__THE EXERCISE__
Copy out every line that contains the word "Montgeroult".

__SUPPLIED MATERIAL__
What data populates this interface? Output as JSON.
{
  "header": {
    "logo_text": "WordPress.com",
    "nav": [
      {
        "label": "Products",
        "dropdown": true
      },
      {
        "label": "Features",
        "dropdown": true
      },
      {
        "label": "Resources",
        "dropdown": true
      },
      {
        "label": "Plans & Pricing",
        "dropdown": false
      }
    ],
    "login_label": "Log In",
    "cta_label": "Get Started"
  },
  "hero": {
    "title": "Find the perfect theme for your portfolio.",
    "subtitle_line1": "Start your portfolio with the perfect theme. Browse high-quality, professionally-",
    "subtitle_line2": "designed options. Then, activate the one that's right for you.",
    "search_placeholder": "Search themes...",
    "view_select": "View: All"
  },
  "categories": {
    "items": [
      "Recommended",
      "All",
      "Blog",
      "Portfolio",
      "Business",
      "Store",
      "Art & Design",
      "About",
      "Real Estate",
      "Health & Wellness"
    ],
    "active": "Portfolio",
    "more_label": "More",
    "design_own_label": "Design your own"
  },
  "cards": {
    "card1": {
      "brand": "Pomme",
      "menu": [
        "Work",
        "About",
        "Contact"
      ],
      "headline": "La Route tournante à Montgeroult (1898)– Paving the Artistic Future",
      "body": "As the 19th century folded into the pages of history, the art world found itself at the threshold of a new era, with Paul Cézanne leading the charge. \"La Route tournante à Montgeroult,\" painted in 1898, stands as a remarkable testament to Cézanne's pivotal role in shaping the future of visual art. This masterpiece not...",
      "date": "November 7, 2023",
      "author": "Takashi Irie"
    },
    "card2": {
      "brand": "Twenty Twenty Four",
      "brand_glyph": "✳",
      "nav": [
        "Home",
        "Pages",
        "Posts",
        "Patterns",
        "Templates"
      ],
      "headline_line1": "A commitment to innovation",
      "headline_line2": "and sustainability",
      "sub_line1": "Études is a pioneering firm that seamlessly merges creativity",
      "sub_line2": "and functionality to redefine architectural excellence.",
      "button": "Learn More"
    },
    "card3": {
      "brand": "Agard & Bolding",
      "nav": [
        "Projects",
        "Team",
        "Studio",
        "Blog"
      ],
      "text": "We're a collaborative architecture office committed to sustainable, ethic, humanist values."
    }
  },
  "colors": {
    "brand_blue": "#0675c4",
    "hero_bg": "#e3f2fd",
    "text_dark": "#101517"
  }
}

__OUTPUT__
      "headline": "La Route tournante à Montgeroult (1898)– Paving the Artistic Future",
      "body": "As the 19th century folded into the pages of history, the art world found itself at the threshold of a new era, with Paul Cézanne leading the charge. \"La Route tournante à Montgeroult,\" painted in 1898, stands as a remarkable testament to Cézanne's pivotal role in shaping the future of visual art. This masterpiece not...",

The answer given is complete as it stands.